[WHAT YOU SHOULD DO] Make an exact copy of the records, with the pictures left out.

[RECORDED DATA]
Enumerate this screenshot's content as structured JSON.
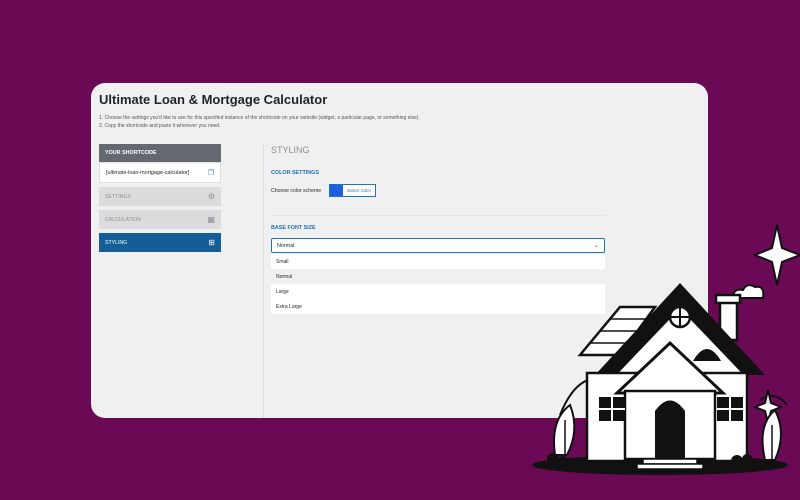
{
  "title": "Ultimate Loan & Mortgage Calculator",
  "instructions": [
    "1. Choose the settings you'd like to use for this specified instance of the shortcode on your website (widget, a particular page, or something else).",
    "2. Copy the shortcode and paste it wherever you need."
  ],
  "sidebar": {
    "shortcode_header": "YOUR SHORTCODE",
    "shortcode_value": "[ultimate-loan-mortgage-calculator]",
    "items": [
      {
        "label": "SETTINGS",
        "icon": "gear-icon"
      },
      {
        "label": "CALCULATION",
        "icon": "calculator-icon"
      },
      {
        "label": "STYLING",
        "icon": "grid-icon"
      }
    ]
  },
  "main": {
    "section_title": "STYLING",
    "color_settings": {
      "title": "COLOR SETTINGS",
      "label": "Choose color scheme",
      "button_label": "Select Color",
      "swatch_color": "#1d5fe0"
    },
    "font_size": {
      "title": "BASE FONT SIZE",
      "selected": "Normal",
      "options": [
        "Small",
        "Normal",
        "Large",
        "Extra Large"
      ]
    }
  },
  "colors": {
    "background": "#6a0a55",
    "accent": "#135e96",
    "link": "#2271b1"
  }
}
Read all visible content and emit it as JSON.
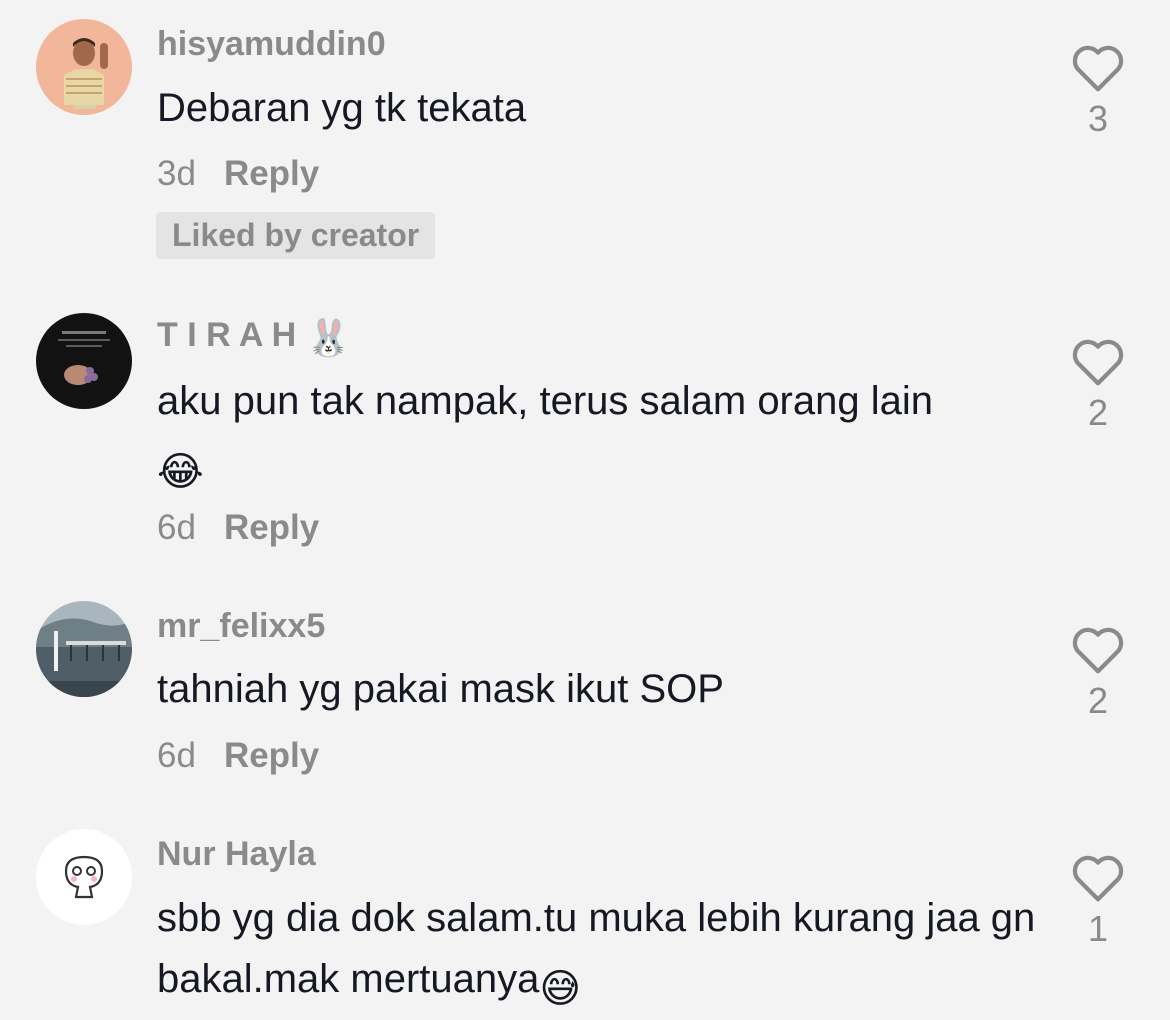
{
  "comments": [
    {
      "username": "hisyamuddin0",
      "text": "Debaran yg tk tekata",
      "time": "3d",
      "reply_label": "Reply",
      "badge": "Liked by creator",
      "likes": "3",
      "avatar": "memoji-avatar"
    },
    {
      "username": "T I R A H",
      "username_emoji": "🐰",
      "text": "aku pun tak nampak, terus salam orang lain",
      "text_emoji": "😂",
      "time": "6d",
      "reply_label": "Reply",
      "likes": "2",
      "avatar": "dark-photo-avatar"
    },
    {
      "username": "mr_felixx5",
      "text": "tahniah yg pakai mask ikut SOP",
      "time": "6d",
      "reply_label": "Reply",
      "likes": "2",
      "avatar": "lake-photo-avatar"
    },
    {
      "username": "Nur Hayla",
      "text": "sbb yg dia dok salam.tu muka lebih kurang jaa gn bakal.mak mertuanya",
      "text_emoji": "😅",
      "likes": "1",
      "avatar": "cartoon-avatar"
    }
  ],
  "icons": {
    "like": "heart-outline-icon"
  },
  "colors": {
    "background": "#f3f3f3",
    "text": "#161823",
    "muted": "#8a8a8a",
    "badge_bg": "#e4e4e4"
  }
}
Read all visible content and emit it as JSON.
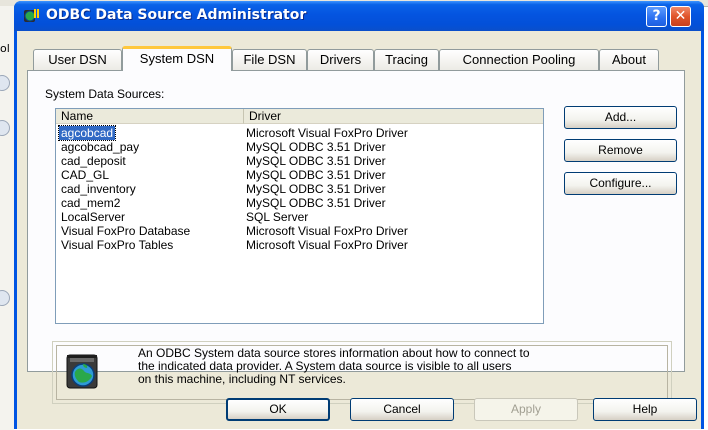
{
  "window": {
    "title": "ODBC Data Source Administrator",
    "help_glyph": "?",
    "close_glyph": "✕"
  },
  "background": {
    "fragment_text": "ol"
  },
  "tabs": [
    {
      "label": "User DSN"
    },
    {
      "label": "System DSN"
    },
    {
      "label": "File DSN"
    },
    {
      "label": "Drivers"
    },
    {
      "label": "Tracing"
    },
    {
      "label": "Connection Pooling"
    },
    {
      "label": "About"
    }
  ],
  "active_tab": "System DSN",
  "panel": {
    "list_label": "System Data Sources:",
    "columns": {
      "name": "Name",
      "driver": "Driver"
    },
    "rows": [
      {
        "name": "agcobcad",
        "driver": "Microsoft Visual FoxPro Driver"
      },
      {
        "name": "agcobcad_pay",
        "driver": "MySQL ODBC 3.51 Driver"
      },
      {
        "name": "cad_deposit",
        "driver": "MySQL ODBC 3.51 Driver"
      },
      {
        "name": "CAD_GL",
        "driver": "MySQL ODBC 3.51 Driver"
      },
      {
        "name": "cad_inventory",
        "driver": "MySQL ODBC 3.51 Driver"
      },
      {
        "name": "cad_mem2",
        "driver": "MySQL ODBC 3.51 Driver"
      },
      {
        "name": "LocalServer",
        "driver": "SQL Server"
      },
      {
        "name": "Visual FoxPro Database",
        "driver": "Microsoft Visual FoxPro Driver"
      },
      {
        "name": "Visual FoxPro Tables",
        "driver": "Microsoft Visual FoxPro Driver"
      }
    ],
    "selected_row": "agcobcad",
    "buttons": {
      "add": "Add...",
      "remove": "Remove",
      "configure": "Configure..."
    },
    "info": {
      "line1": "An ODBC System data source stores information about how to connect to",
      "line2": "the indicated data provider.  A System data source is visible to all users",
      "line3": "on this machine, including NT services."
    }
  },
  "dialog_buttons": {
    "ok": "OK",
    "cancel": "Cancel",
    "apply": "Apply",
    "help": "Help"
  },
  "colors": {
    "titlebar": "#0454e0",
    "dialog_face": "#ece9d8",
    "selection": "#316ac5",
    "active_tab_accent": "#ffc83c"
  },
  "icons": {
    "app": "odbc-globe-icon",
    "info": "database-globe-icon"
  }
}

[ANSWER IN FULL]
Enumerate this screenshot's content as structured JSON.
{
  "title": "Ultimate Loan & Mortgage Calculator",
  "instructions": [
    "1. Choose the settings you'd like to use for this specified instance of the shortcode on your website (widget, a particular page, or something else).",
    "2. Copy the shortcode and paste it wherever you need."
  ],
  "sidebar": {
    "shortcode_header": "YOUR SHORTCODE",
    "shortcode_value": "[ultimate-loan-mortgage-calculator]",
    "items": [
      {
        "label": "SETTINGS",
        "icon": "gear-icon"
      },
      {
        "label": "CALCULATION",
        "icon": "calculator-icon"
      },
      {
        "label": "STYLING",
        "icon": "grid-icon"
      }
    ]
  },
  "main": {
    "section_title": "STYLING",
    "color_settings": {
      "title": "COLOR SETTINGS",
      "label": "Choose color scheme",
      "button_label": "Select Color",
      "swatch_color": "#1d5fe0"
    },
    "font_size": {
      "title": "BASE FONT SIZE",
      "selected": "Normal",
      "options": [
        "Small",
        "Normal",
        "Large",
        "Extra Large"
      ]
    }
  },
  "colors": {
    "background": "#6a0a55",
    "accent": "#135e96",
    "link": "#2271b1"
  }
}
Read all visible content and emit it as JSON.
{
  "comments": [
    {
      "username": "hisyamuddin0",
      "text": "Debaran yg tk tekata",
      "time": "3d",
      "reply_label": "Reply",
      "badge": "Liked by creator",
      "likes": "3",
      "avatar": "memoji-avatar"
    },
    {
      "username": "T I R A H",
      "username_emoji": "🐰",
      "text": "aku pun tak nampak, terus salam orang lain",
      "text_emoji": "😂",
      "time": "6d",
      "reply_label": "Reply",
      "likes": "2",
      "avatar": "dark-photo-avatar"
    },
    {
      "username": "mr_felixx5",
      "text": "tahniah yg pakai mask ikut SOP",
      "time": "6d",
      "reply_label": "Reply",
      "likes": "2",
      "avatar": "lake-photo-avatar"
    },
    {
      "username": "Nur Hayla",
      "text": "sbb yg dia dok salam.tu muka lebih kurang jaa gn bakal.mak mertuanya",
      "text_emoji": "😅",
      "likes": "1",
      "avatar": "cartoon-avatar"
    }
  ],
  "icons": {
    "like": "heart-outline-icon"
  },
  "colors": {
    "background": "#f3f3f3",
    "text": "#161823",
    "muted": "#8a8a8a",
    "badge_bg": "#e4e4e4"
  }
}
Read all visible content and emit it as JSON.
{
  "window": {
    "title": "ODBC Data Source Administrator",
    "help_glyph": "?",
    "close_glyph": "✕"
  },
  "background": {
    "fragment_text": "ol"
  },
  "tabs": [
    {
      "label": "User DSN"
    },
    {
      "label": "System DSN"
    },
    {
      "label": "File DSN"
    },
    {
      "label": "Drivers"
    },
    {
      "label": "Tracing"
    },
    {
      "label": "Connection Pooling"
    },
    {
      "label": "About"
    }
  ],
  "active_tab": "System DSN",
  "panel": {
    "list_label": "System Data Sources:",
    "columns": {
      "name": "Name",
      "driver": "Driver"
    },
    "rows": [
      {
        "name": "agcobcad",
        "driver": "Microsoft Visual FoxPro Driver"
      },
      {
        "name": "agcobcad_pay",
        "driver": "MySQL ODBC 3.51 Driver"
      },
      {
        "name": "cad_deposit",
        "driver": "MySQL ODBC 3.51 Driver"
      },
      {
        "name": "CAD_GL",
        "driver": "MySQL ODBC 3.51 Driver"
      },
      {
        "name": "cad_inventory",
        "driver": "MySQL ODBC 3.51 Driver"
      },
      {
        "name": "cad_mem2",
        "driver": "MySQL ODBC 3.51 Driver"
      },
      {
        "name": "LocalServer",
        "driver": "SQL Server"
      },
      {
        "name": "Visual FoxPro Database",
        "driver": "Microsoft Visual FoxPro Driver"
      },
      {
        "name": "Visual FoxPro Tables",
        "driver": "Microsoft Visual FoxPro Driver"
      }
    ],
    "selected_row": "agcobcad",
    "buttons": {
      "add": "Add...",
      "remove": "Remove",
      "configure": "Configure..."
    },
    "info": {
      "line1": "An ODBC System data source stores information about how to connect to",
      "line2": "the indicated data provider.  A System data source is visible to all users",
      "line3": "on this machine, including NT services."
    }
  },
  "dialog_buttons": {
    "ok": "OK",
    "cancel": "Cancel",
    "apply": "Apply",
    "help": "Help"
  },
  "colors": {
    "titlebar": "#0454e0",
    "dialog_face": "#ece9d8",
    "selection": "#316ac5",
    "active_tab_accent": "#ffc83c"
  },
  "icons": {
    "app": "odbc-globe-icon",
    "info": "database-globe-icon"
  }
}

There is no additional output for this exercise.